What is expected >>
From the data that follows, copy every line holding the string "THÉATRE".

* BEGIN Data provided *

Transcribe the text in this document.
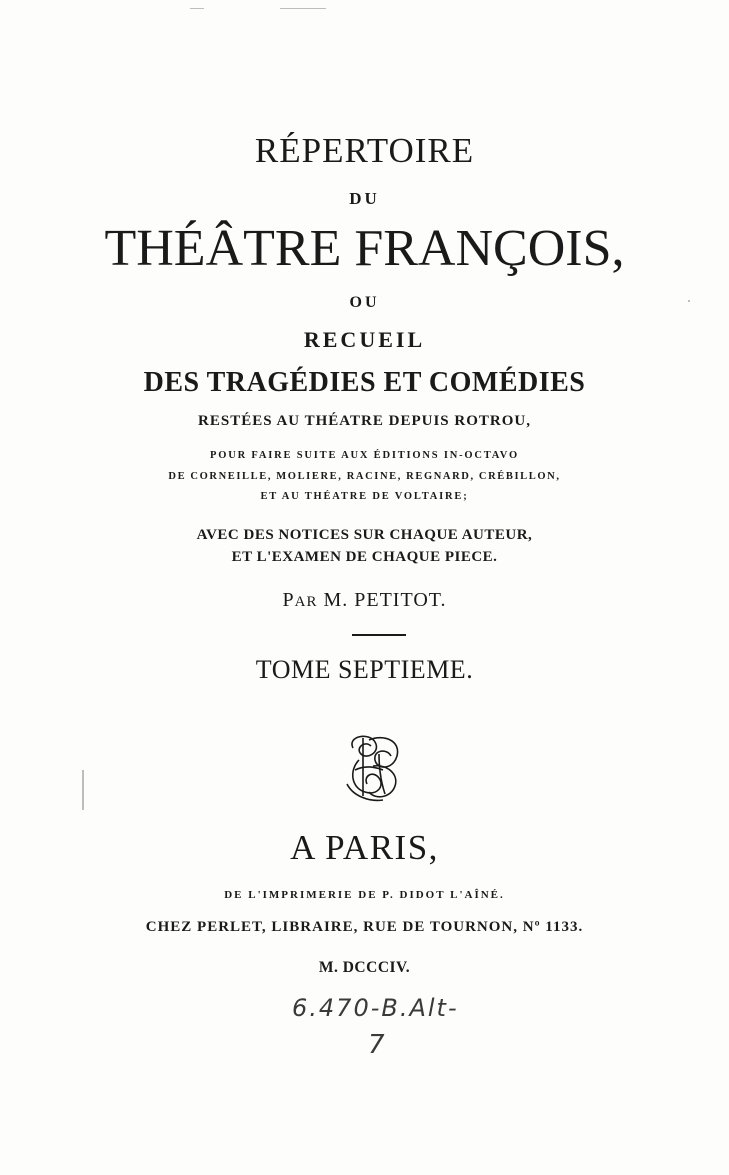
RÉPERTOIRE
DU
THÉÂTRE FRANÇOIS,
OU
RECUEIL
DES TRAGÉDIES ET COMÉDIES
RESTÉES AU THÉATRE DEPUIS ROTROU,
POUR FAIRE SUITE AUX ÉDITIONS IN-OCTAVO
DE CORNEILLE, MOLIERE, RACINE, REGNARD, CRÉBILLON,
ET AU THÉATRE DE VOLTAIRE;
AVEC DES NOTICES SUR CHAQUE AUTEUR,
ET L'EXAMEN DE CHAQUE PIECE.
PAR M. PETITOT.
TOME SEPTIEME.
A PARIS,
DE L'IMPRIMERIE DE P. DIDOT L'AÎNÉ.
CHEZ PERLET, LIBRAIRE, RUE DE TOURNON, Nº 1133.
M. DCCCIV.
6.470-B.Alt-
7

* END Data provided *

Full answer >>
RESTÉES AU THÉATRE DEPUIS ROTROU,
ET AU THÉATRE DE VOLTAIRE;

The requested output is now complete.